_What to produce_
Find the lines below that contain the string "税務手続に関する主な書類の提出時期の一覧". Copy each one.
* Start Provided records *
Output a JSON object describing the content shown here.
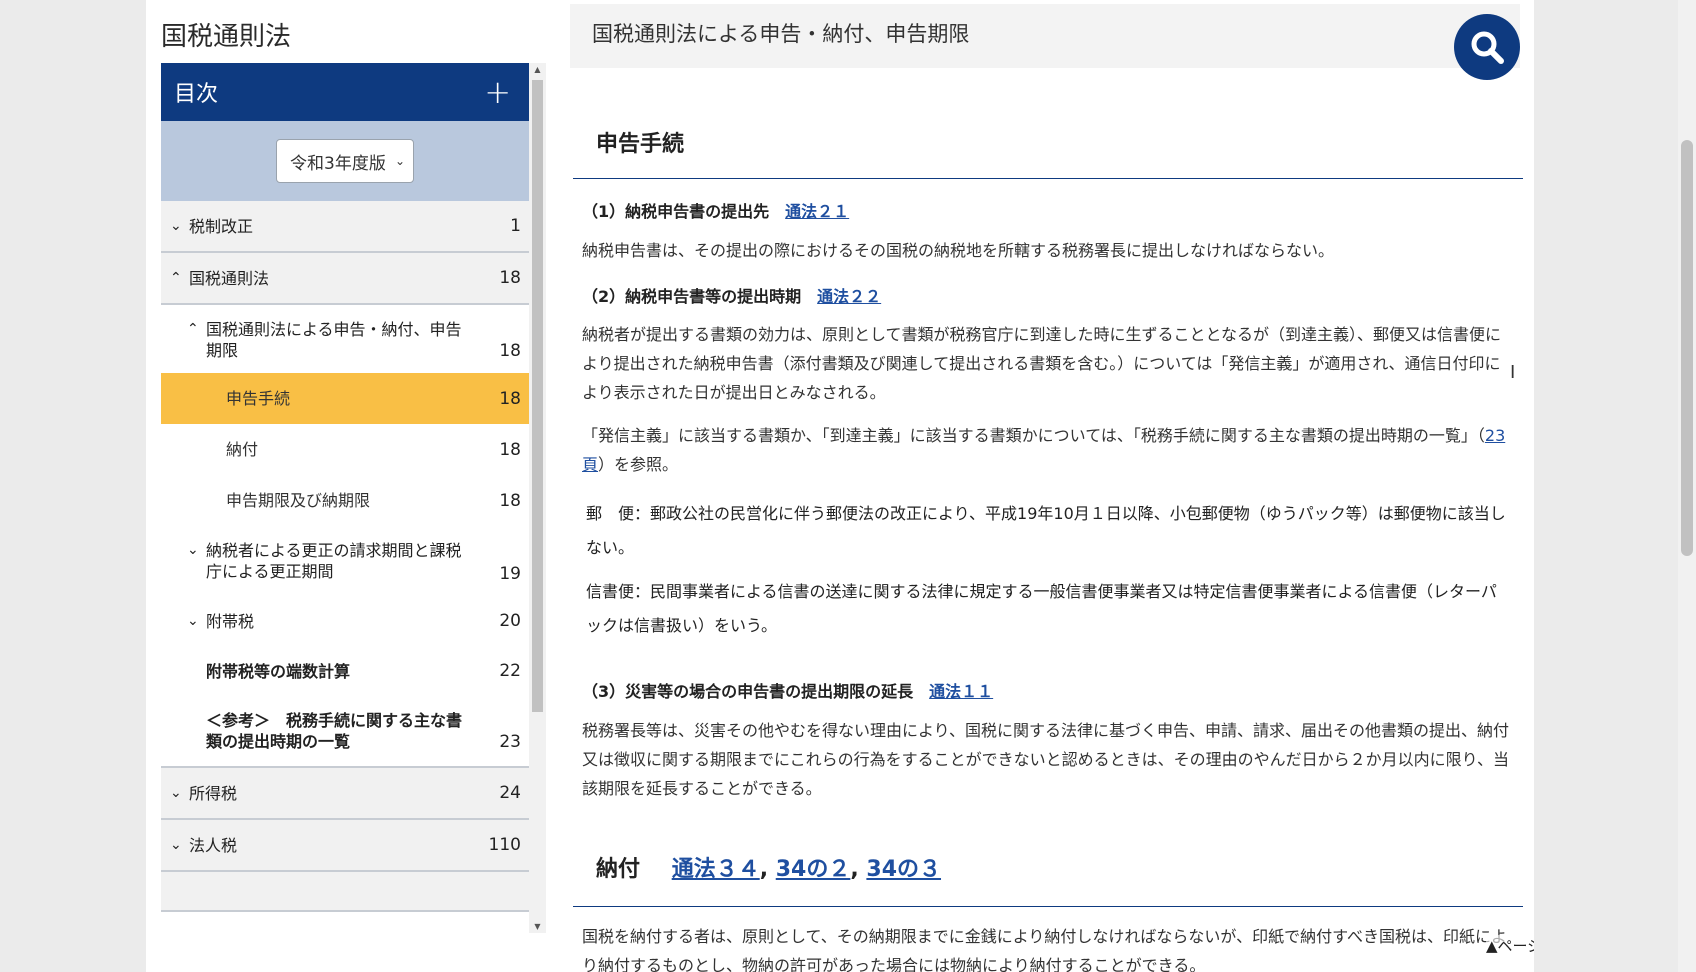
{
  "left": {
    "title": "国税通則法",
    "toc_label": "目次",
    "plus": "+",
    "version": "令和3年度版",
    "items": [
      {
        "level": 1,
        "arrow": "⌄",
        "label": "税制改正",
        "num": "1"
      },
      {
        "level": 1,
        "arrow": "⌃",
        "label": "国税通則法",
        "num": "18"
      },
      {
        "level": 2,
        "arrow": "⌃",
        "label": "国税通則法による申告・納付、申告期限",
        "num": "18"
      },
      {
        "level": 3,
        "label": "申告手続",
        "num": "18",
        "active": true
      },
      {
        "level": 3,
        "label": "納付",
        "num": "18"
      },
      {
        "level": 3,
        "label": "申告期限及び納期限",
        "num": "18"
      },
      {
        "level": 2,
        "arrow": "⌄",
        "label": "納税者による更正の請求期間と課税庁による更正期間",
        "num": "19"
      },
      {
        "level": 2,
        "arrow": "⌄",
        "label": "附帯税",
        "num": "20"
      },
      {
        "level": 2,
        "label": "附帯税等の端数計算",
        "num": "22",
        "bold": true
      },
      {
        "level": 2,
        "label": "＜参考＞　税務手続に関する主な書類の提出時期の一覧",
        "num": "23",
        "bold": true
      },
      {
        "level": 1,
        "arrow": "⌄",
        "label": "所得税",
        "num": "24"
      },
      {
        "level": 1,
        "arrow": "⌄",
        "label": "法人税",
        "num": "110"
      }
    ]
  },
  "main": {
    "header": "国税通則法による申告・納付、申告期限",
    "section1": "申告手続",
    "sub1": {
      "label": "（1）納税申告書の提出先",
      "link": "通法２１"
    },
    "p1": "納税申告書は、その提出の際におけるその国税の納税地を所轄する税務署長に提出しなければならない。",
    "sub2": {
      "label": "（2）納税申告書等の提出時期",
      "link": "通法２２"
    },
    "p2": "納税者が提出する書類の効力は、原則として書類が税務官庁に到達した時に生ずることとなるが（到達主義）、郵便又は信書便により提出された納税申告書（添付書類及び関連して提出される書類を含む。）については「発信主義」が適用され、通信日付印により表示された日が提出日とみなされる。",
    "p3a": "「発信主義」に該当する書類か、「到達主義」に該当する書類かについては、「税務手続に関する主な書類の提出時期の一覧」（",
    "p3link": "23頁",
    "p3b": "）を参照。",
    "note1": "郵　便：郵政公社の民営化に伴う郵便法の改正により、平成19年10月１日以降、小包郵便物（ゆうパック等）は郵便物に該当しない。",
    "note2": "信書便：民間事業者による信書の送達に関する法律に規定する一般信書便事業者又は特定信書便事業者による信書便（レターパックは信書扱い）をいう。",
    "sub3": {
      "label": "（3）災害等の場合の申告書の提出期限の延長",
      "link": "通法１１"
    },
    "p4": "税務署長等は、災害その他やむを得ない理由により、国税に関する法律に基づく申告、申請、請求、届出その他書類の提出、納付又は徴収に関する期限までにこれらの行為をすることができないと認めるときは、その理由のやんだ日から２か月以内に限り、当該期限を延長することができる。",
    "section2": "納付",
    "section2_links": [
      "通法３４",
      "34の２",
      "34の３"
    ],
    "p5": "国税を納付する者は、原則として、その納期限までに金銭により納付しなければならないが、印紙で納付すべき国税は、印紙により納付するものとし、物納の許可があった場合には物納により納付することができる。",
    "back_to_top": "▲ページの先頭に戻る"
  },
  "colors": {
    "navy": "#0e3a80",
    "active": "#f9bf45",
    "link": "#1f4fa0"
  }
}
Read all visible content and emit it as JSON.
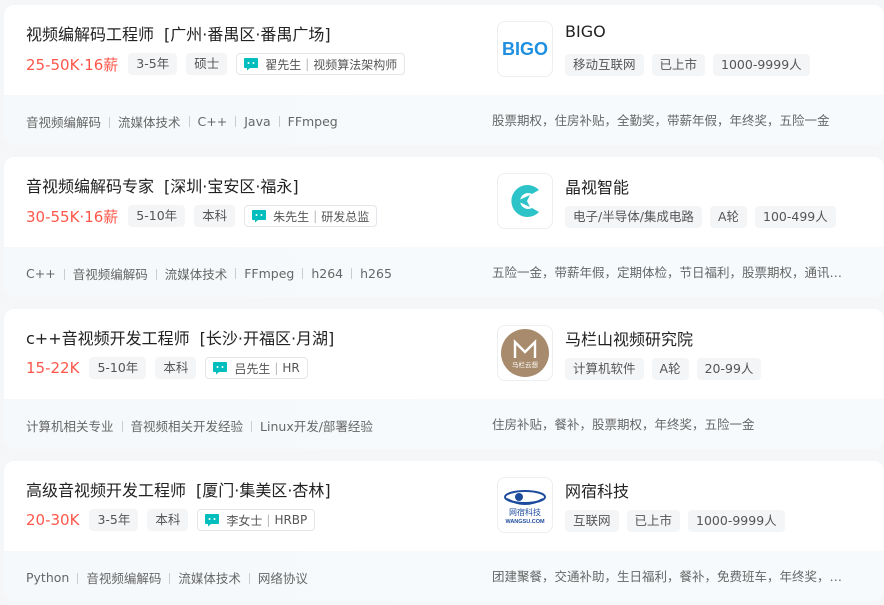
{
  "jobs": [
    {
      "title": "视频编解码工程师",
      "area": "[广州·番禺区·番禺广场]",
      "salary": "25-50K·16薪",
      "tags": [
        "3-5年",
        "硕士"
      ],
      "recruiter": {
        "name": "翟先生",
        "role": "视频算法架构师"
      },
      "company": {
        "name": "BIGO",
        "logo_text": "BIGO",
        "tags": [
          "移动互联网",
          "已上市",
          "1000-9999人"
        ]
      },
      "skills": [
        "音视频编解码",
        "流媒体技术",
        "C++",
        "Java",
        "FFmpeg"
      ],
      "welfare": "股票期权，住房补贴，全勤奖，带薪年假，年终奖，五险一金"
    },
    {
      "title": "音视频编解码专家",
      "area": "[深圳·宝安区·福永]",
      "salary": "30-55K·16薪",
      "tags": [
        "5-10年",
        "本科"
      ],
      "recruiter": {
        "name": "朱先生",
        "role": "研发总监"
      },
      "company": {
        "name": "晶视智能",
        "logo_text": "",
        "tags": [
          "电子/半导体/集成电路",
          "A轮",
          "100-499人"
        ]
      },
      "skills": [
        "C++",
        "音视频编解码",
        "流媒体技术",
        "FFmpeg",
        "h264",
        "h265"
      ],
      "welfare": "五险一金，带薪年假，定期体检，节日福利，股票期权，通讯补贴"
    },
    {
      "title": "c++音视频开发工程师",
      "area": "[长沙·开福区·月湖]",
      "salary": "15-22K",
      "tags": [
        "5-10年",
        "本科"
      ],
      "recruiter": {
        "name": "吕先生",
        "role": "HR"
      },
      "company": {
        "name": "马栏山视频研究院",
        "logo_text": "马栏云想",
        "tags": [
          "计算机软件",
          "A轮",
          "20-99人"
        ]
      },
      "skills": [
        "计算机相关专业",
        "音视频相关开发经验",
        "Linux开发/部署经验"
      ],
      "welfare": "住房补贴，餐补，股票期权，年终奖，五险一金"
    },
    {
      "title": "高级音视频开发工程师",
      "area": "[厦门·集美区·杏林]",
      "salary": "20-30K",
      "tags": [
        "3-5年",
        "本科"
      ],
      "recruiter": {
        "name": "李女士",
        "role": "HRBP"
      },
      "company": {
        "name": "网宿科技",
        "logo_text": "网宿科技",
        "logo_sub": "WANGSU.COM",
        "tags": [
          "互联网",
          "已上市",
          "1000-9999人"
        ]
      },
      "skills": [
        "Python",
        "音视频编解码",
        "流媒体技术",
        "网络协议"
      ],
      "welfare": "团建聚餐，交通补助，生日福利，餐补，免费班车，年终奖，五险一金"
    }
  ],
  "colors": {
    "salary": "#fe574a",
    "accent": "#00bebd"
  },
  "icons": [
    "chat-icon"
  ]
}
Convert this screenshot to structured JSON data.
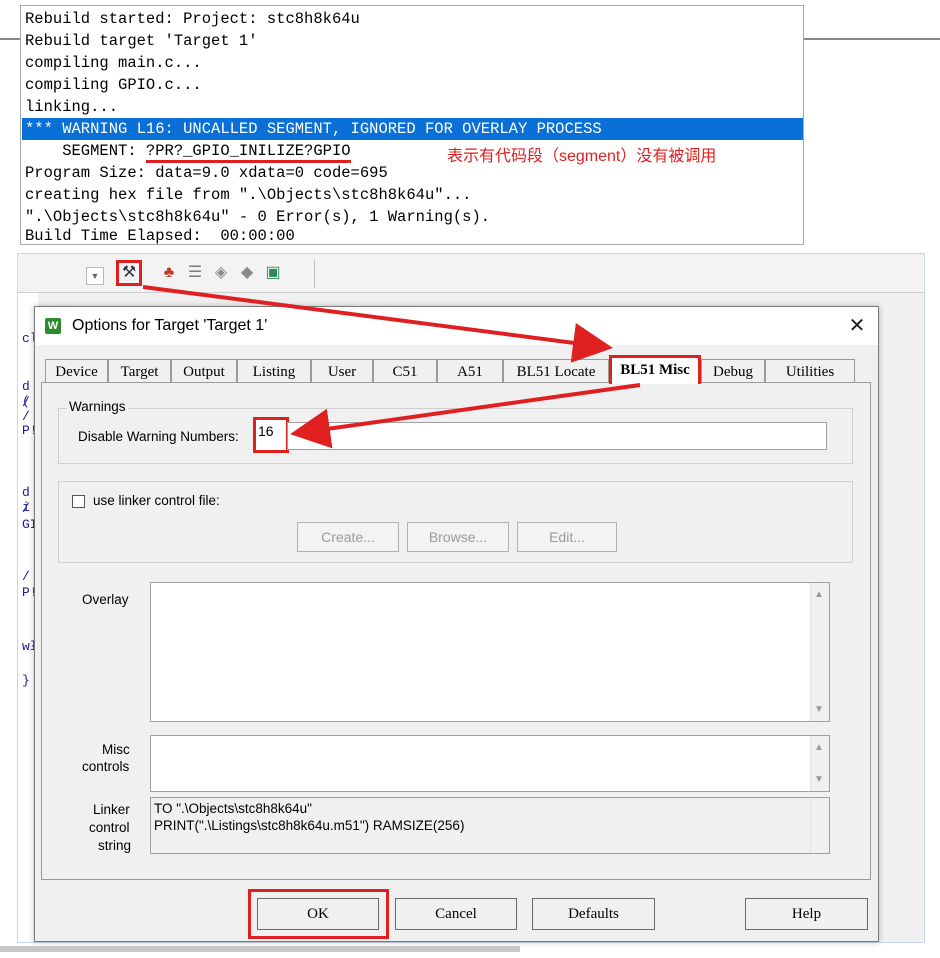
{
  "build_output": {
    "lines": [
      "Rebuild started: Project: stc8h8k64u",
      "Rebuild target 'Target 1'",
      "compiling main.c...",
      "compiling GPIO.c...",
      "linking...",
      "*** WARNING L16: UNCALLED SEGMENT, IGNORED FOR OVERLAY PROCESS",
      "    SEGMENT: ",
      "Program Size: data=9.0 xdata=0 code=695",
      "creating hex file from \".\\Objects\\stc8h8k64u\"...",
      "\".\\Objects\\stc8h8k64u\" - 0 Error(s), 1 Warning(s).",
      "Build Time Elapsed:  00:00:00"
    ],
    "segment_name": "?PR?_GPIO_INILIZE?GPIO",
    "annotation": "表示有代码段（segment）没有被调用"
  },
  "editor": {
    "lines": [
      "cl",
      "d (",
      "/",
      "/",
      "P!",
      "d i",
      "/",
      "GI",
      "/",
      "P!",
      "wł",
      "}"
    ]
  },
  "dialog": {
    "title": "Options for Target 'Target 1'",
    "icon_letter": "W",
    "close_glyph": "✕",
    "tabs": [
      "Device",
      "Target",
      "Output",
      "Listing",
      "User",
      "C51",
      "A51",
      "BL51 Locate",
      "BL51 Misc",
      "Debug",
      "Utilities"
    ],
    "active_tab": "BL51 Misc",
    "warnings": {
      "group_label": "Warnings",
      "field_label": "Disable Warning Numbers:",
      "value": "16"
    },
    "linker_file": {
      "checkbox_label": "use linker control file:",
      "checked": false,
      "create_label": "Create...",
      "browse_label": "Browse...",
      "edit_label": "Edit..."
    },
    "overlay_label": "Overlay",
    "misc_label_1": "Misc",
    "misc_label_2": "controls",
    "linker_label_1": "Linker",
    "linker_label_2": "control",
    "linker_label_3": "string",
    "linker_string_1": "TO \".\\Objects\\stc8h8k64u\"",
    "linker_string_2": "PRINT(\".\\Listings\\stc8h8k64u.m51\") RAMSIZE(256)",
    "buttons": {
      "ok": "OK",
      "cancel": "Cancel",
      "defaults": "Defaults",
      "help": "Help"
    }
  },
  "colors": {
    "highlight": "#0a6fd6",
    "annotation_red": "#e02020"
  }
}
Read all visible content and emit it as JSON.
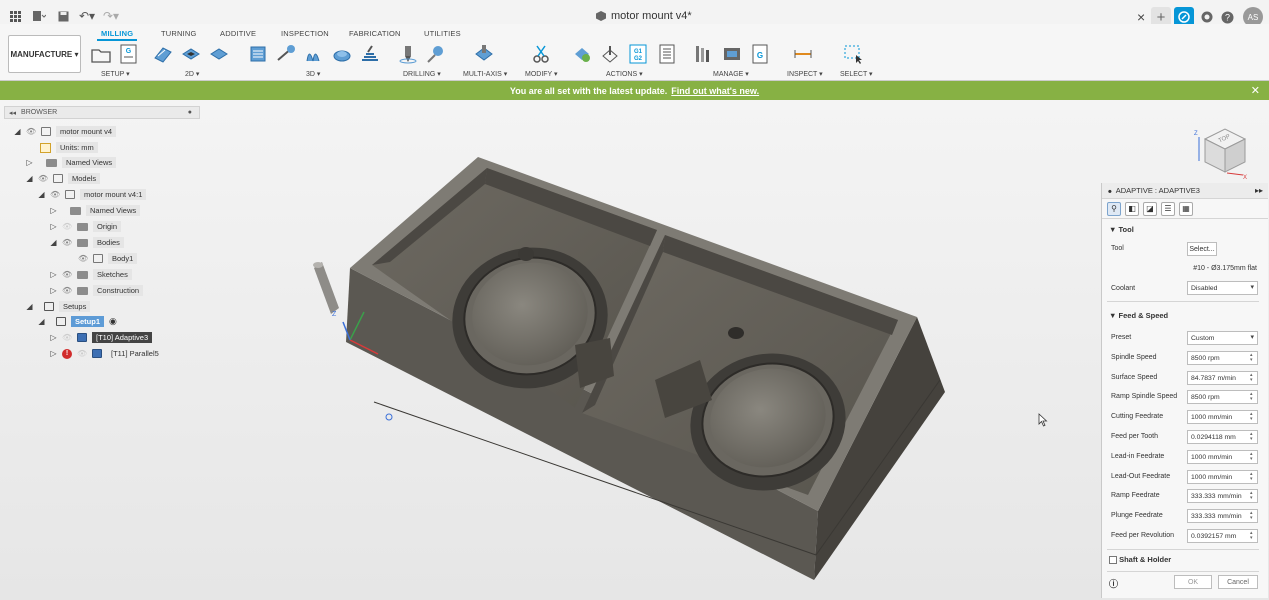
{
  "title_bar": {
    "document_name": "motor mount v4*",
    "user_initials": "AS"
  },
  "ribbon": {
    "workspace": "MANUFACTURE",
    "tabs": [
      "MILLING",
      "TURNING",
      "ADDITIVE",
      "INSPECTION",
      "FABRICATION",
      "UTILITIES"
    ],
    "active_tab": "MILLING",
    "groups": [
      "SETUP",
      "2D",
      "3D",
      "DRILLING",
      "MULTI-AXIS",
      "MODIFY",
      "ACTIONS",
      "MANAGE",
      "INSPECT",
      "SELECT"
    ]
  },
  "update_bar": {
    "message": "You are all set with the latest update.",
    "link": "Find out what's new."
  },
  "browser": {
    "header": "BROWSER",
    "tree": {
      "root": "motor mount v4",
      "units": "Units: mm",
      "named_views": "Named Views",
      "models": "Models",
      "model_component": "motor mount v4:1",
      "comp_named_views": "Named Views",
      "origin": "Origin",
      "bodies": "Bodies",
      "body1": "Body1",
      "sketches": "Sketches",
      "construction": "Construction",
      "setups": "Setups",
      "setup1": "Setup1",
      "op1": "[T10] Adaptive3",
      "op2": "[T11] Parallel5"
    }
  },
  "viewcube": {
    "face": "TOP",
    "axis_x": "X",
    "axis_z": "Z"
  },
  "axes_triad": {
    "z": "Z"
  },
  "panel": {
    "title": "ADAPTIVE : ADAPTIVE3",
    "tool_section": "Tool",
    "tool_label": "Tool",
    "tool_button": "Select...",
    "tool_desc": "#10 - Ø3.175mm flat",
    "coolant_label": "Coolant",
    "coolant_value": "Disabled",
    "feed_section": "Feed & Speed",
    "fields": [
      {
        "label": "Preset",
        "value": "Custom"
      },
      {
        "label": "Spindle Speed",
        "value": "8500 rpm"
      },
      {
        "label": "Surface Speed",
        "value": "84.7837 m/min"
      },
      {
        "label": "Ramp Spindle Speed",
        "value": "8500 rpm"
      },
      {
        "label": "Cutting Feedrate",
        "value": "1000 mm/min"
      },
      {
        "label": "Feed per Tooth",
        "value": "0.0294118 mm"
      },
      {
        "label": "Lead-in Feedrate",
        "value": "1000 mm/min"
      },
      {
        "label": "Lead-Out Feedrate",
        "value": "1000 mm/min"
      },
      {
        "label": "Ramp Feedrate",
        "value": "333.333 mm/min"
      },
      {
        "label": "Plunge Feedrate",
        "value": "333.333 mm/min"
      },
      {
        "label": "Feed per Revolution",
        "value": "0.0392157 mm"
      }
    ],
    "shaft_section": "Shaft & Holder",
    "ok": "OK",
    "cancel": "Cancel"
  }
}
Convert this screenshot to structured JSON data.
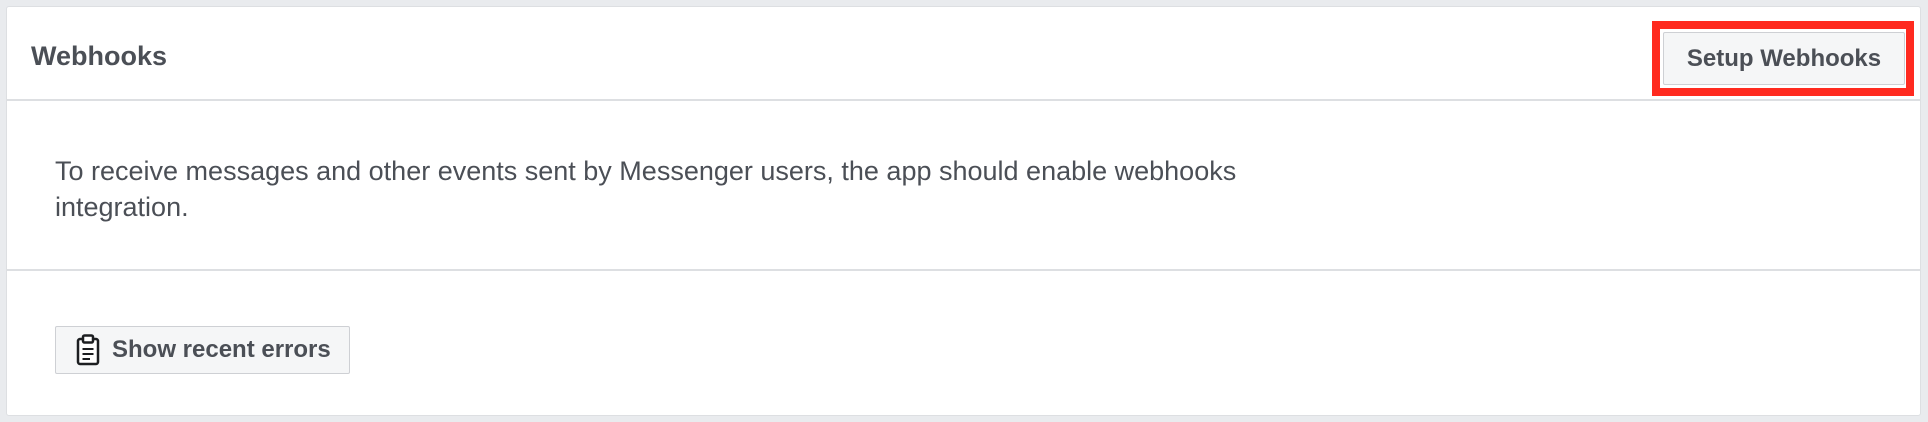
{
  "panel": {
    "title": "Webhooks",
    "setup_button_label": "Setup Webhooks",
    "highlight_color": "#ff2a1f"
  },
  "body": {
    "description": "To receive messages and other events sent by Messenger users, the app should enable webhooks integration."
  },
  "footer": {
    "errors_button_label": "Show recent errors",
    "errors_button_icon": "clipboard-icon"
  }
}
* End Provided records *
_Exercise output_
        "label": "＜参考＞　税務手続に関する主な書類の提出時期の一覧",
    "p3a": "「発信主義」に該当する書類か、「到達主義」に該当する書類かについては、「税務手続に関する主な書類の提出時期の一覧」（",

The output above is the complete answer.